[START OF DATA PROVIDED]
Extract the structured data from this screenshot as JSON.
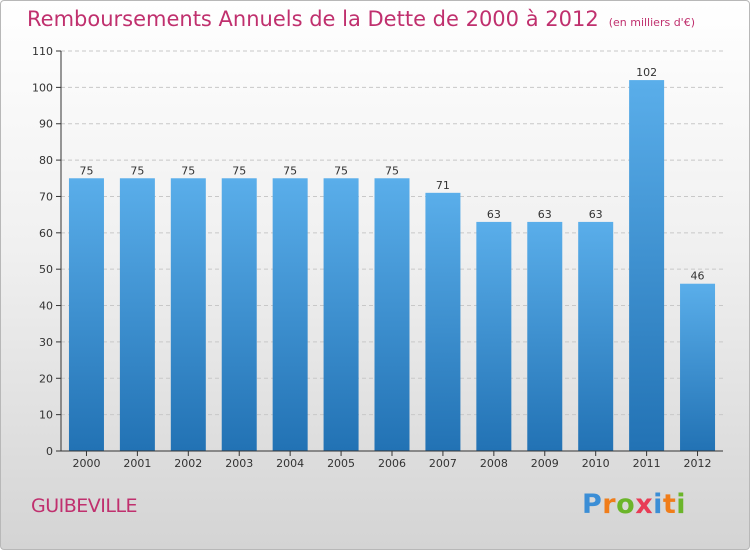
{
  "header": {
    "title": "Remboursements Annuels de la Dette de 2000 à 2012",
    "subtitle": "(en milliers d'€)"
  },
  "footer": {
    "town": "GUIBEVILLE",
    "logo_letters": [
      "P",
      "r",
      "o",
      "x",
      "i",
      "t",
      "i"
    ],
    "logo_colors": [
      "#3b8ed6",
      "#f07d1a",
      "#6bb52a",
      "#e83c55",
      "#3b8ed6",
      "#f07d1a",
      "#6bb52a"
    ]
  },
  "colors": {
    "title": "#c0306e",
    "bar_top": "#5aaeea",
    "bar_bottom": "#2272b4",
    "axis": "#333333",
    "grid": "#c8c8c8"
  },
  "chart_data": {
    "type": "bar",
    "title": "Remboursements Annuels de la Dette de 2000 à 2012",
    "subtitle": "(en milliers d'€)",
    "categories": [
      "2000",
      "2001",
      "2002",
      "2003",
      "2004",
      "2005",
      "2006",
      "2007",
      "2008",
      "2009",
      "2010",
      "2011",
      "2012"
    ],
    "values": [
      75,
      75,
      75,
      75,
      75,
      75,
      75,
      71,
      63,
      63,
      63,
      102,
      46
    ],
    "ylim": [
      0,
      110
    ],
    "yticks": [
      0,
      10,
      20,
      30,
      40,
      50,
      60,
      70,
      80,
      90,
      100,
      110
    ],
    "grid": true,
    "xlabel": "",
    "ylabel": ""
  }
}
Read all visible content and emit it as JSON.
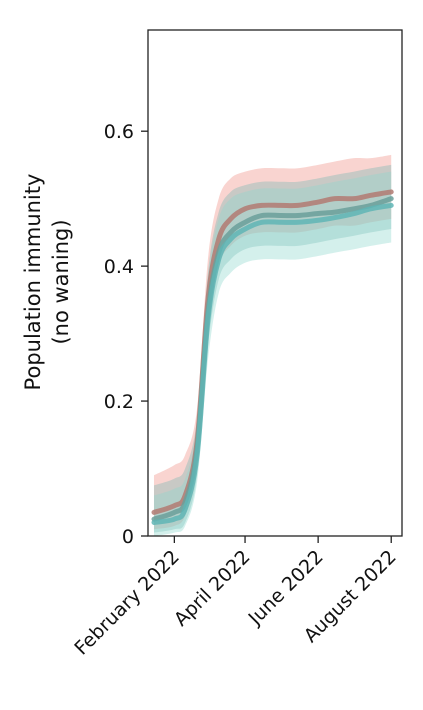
{
  "chart_data": {
    "type": "line",
    "ylabel_lines": [
      "Population immunity",
      "(no waning)"
    ],
    "xlabel": "",
    "ylim": [
      0,
      0.75
    ],
    "yticks": [
      {
        "value": 0,
        "label": "0"
      },
      {
        "value": 0.2,
        "label": "0.2"
      },
      {
        "value": 0.4,
        "label": "0.4"
      },
      {
        "value": 0.6,
        "label": "0.6"
      }
    ],
    "xticks": [
      {
        "value": "2022-02-01",
        "label": "February 2022"
      },
      {
        "value": "2022-04-01",
        "label": "April 2022"
      },
      {
        "value": "2022-06-01",
        "label": "June 2022"
      },
      {
        "value": "2022-08-01",
        "label": "August 2022"
      }
    ],
    "xlim": [
      "2022-01-10",
      "2022-08-10"
    ],
    "grid": false,
    "legend": "none",
    "series": [
      {
        "color": "#f08f84",
        "line_color": "#b27a72",
        "x": [
          "2022-01-15",
          "2022-02-01",
          "2022-02-10",
          "2022-02-20",
          "2022-03-01",
          "2022-03-10",
          "2022-03-20",
          "2022-04-01",
          "2022-04-15",
          "2022-05-01",
          "2022-05-15",
          "2022-06-01",
          "2022-06-15",
          "2022-07-01",
          "2022-07-15",
          "2022-08-01"
        ],
        "values": [
          0.035,
          0.045,
          0.06,
          0.14,
          0.35,
          0.44,
          0.47,
          0.485,
          0.49,
          0.49,
          0.49,
          0.495,
          0.5,
          0.5,
          0.505,
          0.51
        ],
        "lower": [
          0.01,
          0.015,
          0.03,
          0.1,
          0.3,
          0.4,
          0.43,
          0.445,
          0.45,
          0.45,
          0.45,
          0.455,
          0.46,
          0.46,
          0.465,
          0.47
        ],
        "upper": [
          0.09,
          0.105,
          0.12,
          0.19,
          0.41,
          0.5,
          0.53,
          0.54,
          0.545,
          0.545,
          0.545,
          0.55,
          0.555,
          0.56,
          0.56,
          0.565
        ]
      },
      {
        "color": "#7ab9b2",
        "line_color": "#6a9f9a",
        "x": [
          "2022-01-15",
          "2022-02-01",
          "2022-02-10",
          "2022-02-20",
          "2022-03-01",
          "2022-03-10",
          "2022-03-20",
          "2022-04-01",
          "2022-04-15",
          "2022-05-01",
          "2022-05-15",
          "2022-06-01",
          "2022-06-15",
          "2022-07-01",
          "2022-07-15",
          "2022-08-01"
        ],
        "values": [
          0.025,
          0.035,
          0.05,
          0.13,
          0.33,
          0.42,
          0.45,
          0.465,
          0.475,
          0.475,
          0.475,
          0.478,
          0.48,
          0.485,
          0.49,
          0.5
        ],
        "lower": [
          0.005,
          0.01,
          0.02,
          0.09,
          0.28,
          0.38,
          0.41,
          0.425,
          0.43,
          0.43,
          0.43,
          0.435,
          0.44,
          0.445,
          0.45,
          0.455
        ],
        "upper": [
          0.075,
          0.085,
          0.1,
          0.175,
          0.39,
          0.48,
          0.51,
          0.52,
          0.525,
          0.525,
          0.525,
          0.53,
          0.535,
          0.54,
          0.545,
          0.55
        ]
      },
      {
        "color": "#8fd8cc",
        "line_color": "#5fb5b5",
        "x": [
          "2022-01-15",
          "2022-02-01",
          "2022-02-10",
          "2022-02-20",
          "2022-03-01",
          "2022-03-10",
          "2022-03-20",
          "2022-04-01",
          "2022-04-15",
          "2022-05-01",
          "2022-05-15",
          "2022-06-01",
          "2022-06-15",
          "2022-07-01",
          "2022-07-15",
          "2022-08-01"
        ],
        "values": [
          0.02,
          0.025,
          0.04,
          0.12,
          0.32,
          0.41,
          0.44,
          0.455,
          0.465,
          0.465,
          0.465,
          0.468,
          0.472,
          0.478,
          0.485,
          0.49
        ],
        "lower": [
          0.0,
          0.005,
          0.015,
          0.08,
          0.26,
          0.36,
          0.39,
          0.405,
          0.41,
          0.41,
          0.41,
          0.415,
          0.42,
          0.425,
          0.43,
          0.435
        ],
        "upper": [
          0.06,
          0.07,
          0.085,
          0.165,
          0.38,
          0.47,
          0.5,
          0.51,
          0.515,
          0.515,
          0.515,
          0.52,
          0.525,
          0.53,
          0.535,
          0.54
        ]
      }
    ]
  }
}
[END OF DATA PROVIDED]
EXERCISE REQUIREMENTS:
Each line above is to be copied verbatim. Drop any image from the copy.

IN RESPONSE:
Extract the structured data from this screenshot as JSON.
{
  "header": {
    "title": "Remboursements Annuels de la Dette de 2000 à 2012",
    "subtitle": "(en milliers d'€)"
  },
  "footer": {
    "town": "GUIBEVILLE",
    "logo_letters": [
      "P",
      "r",
      "o",
      "x",
      "i",
      "t",
      "i"
    ],
    "logo_colors": [
      "#3b8ed6",
      "#f07d1a",
      "#6bb52a",
      "#e83c55",
      "#3b8ed6",
      "#f07d1a",
      "#6bb52a"
    ]
  },
  "colors": {
    "title": "#c0306e",
    "bar_top": "#5aaeea",
    "bar_bottom": "#2272b4",
    "axis": "#333333",
    "grid": "#c8c8c8"
  },
  "chart_data": {
    "type": "bar",
    "title": "Remboursements Annuels de la Dette de 2000 à 2012",
    "subtitle": "(en milliers d'€)",
    "categories": [
      "2000",
      "2001",
      "2002",
      "2003",
      "2004",
      "2005",
      "2006",
      "2007",
      "2008",
      "2009",
      "2010",
      "2011",
      "2012"
    ],
    "values": [
      75,
      75,
      75,
      75,
      75,
      75,
      75,
      71,
      63,
      63,
      63,
      102,
      46
    ],
    "ylim": [
      0,
      110
    ],
    "yticks": [
      0,
      10,
      20,
      30,
      40,
      50,
      60,
      70,
      80,
      90,
      100,
      110
    ],
    "grid": true,
    "xlabel": "",
    "ylabel": ""
  }
}
Read all visible content and emit it as JSON.
{
  "chart_data": {
    "type": "line",
    "ylabel_lines": [
      "Population immunity",
      "(no waning)"
    ],
    "xlabel": "",
    "ylim": [
      0,
      0.75
    ],
    "yticks": [
      {
        "value": 0,
        "label": "0"
      },
      {
        "value": 0.2,
        "label": "0.2"
      },
      {
        "value": 0.4,
        "label": "0.4"
      },
      {
        "value": 0.6,
        "label": "0.6"
      }
    ],
    "xticks": [
      {
        "value": "2022-02-01",
        "label": "February 2022"
      },
      {
        "value": "2022-04-01",
        "label": "April 2022"
      },
      {
        "value": "2022-06-01",
        "label": "June 2022"
      },
      {
        "value": "2022-08-01",
        "label": "August 2022"
      }
    ],
    "xlim": [
      "2022-01-10",
      "2022-08-10"
    ],
    "grid": false,
    "legend": "none",
    "series": [
      {
        "color": "#f08f84",
        "line_color": "#b27a72",
        "x": [
          "2022-01-15",
          "2022-02-01",
          "2022-02-10",
          "2022-02-20",
          "2022-03-01",
          "2022-03-10",
          "2022-03-20",
          "2022-04-01",
          "2022-04-15",
          "2022-05-01",
          "2022-05-15",
          "2022-06-01",
          "2022-06-15",
          "2022-07-01",
          "2022-07-15",
          "2022-08-01"
        ],
        "values": [
          0.035,
          0.045,
          0.06,
          0.14,
          0.35,
          0.44,
          0.47,
          0.485,
          0.49,
          0.49,
          0.49,
          0.495,
          0.5,
          0.5,
          0.505,
          0.51
        ],
        "lower": [
          0.01,
          0.015,
          0.03,
          0.1,
          0.3,
          0.4,
          0.43,
          0.445,
          0.45,
          0.45,
          0.45,
          0.455,
          0.46,
          0.46,
          0.465,
          0.47
        ],
        "upper": [
          0.09,
          0.105,
          0.12,
          0.19,
          0.41,
          0.5,
          0.53,
          0.54,
          0.545,
          0.545,
          0.545,
          0.55,
          0.555,
          0.56,
          0.56,
          0.565
        ]
      },
      {
        "color": "#7ab9b2",
        "line_color": "#6a9f9a",
        "x": [
          "2022-01-15",
          "2022-02-01",
          "2022-02-10",
          "2022-02-20",
          "2022-03-01",
          "2022-03-10",
          "2022-03-20",
          "2022-04-01",
          "2022-04-15",
          "2022-05-01",
          "2022-05-15",
          "2022-06-01",
          "2022-06-15",
          "2022-07-01",
          "2022-07-15",
          "2022-08-01"
        ],
        "values": [
          0.025,
          0.035,
          0.05,
          0.13,
          0.33,
          0.42,
          0.45,
          0.465,
          0.475,
          0.475,
          0.475,
          0.478,
          0.48,
          0.485,
          0.49,
          0.5
        ],
        "lower": [
          0.005,
          0.01,
          0.02,
          0.09,
          0.28,
          0.38,
          0.41,
          0.425,
          0.43,
          0.43,
          0.43,
          0.435,
          0.44,
          0.445,
          0.45,
          0.455
        ],
        "upper": [
          0.075,
          0.085,
          0.1,
          0.175,
          0.39,
          0.48,
          0.51,
          0.52,
          0.525,
          0.525,
          0.525,
          0.53,
          0.535,
          0.54,
          0.545,
          0.55
        ]
      },
      {
        "color": "#8fd8cc",
        "line_color": "#5fb5b5",
        "x": [
          "2022-01-15",
          "2022-02-01",
          "2022-02-10",
          "2022-02-20",
          "2022-03-01",
          "2022-03-10",
          "2022-03-20",
          "2022-04-01",
          "2022-04-15",
          "2022-05-01",
          "2022-05-15",
          "2022-06-01",
          "2022-06-15",
          "2022-07-01",
          "2022-07-15",
          "2022-08-01"
        ],
        "values": [
          0.02,
          0.025,
          0.04,
          0.12,
          0.32,
          0.41,
          0.44,
          0.455,
          0.465,
          0.465,
          0.465,
          0.468,
          0.472,
          0.478,
          0.485,
          0.49
        ],
        "lower": [
          0.0,
          0.005,
          0.015,
          0.08,
          0.26,
          0.36,
          0.39,
          0.405,
          0.41,
          0.41,
          0.41,
          0.415,
          0.42,
          0.425,
          0.43,
          0.435
        ],
        "upper": [
          0.06,
          0.07,
          0.085,
          0.165,
          0.38,
          0.47,
          0.5,
          0.51,
          0.515,
          0.515,
          0.515,
          0.52,
          0.525,
          0.53,
          0.535,
          0.54
        ]
      }
    ]
  }
}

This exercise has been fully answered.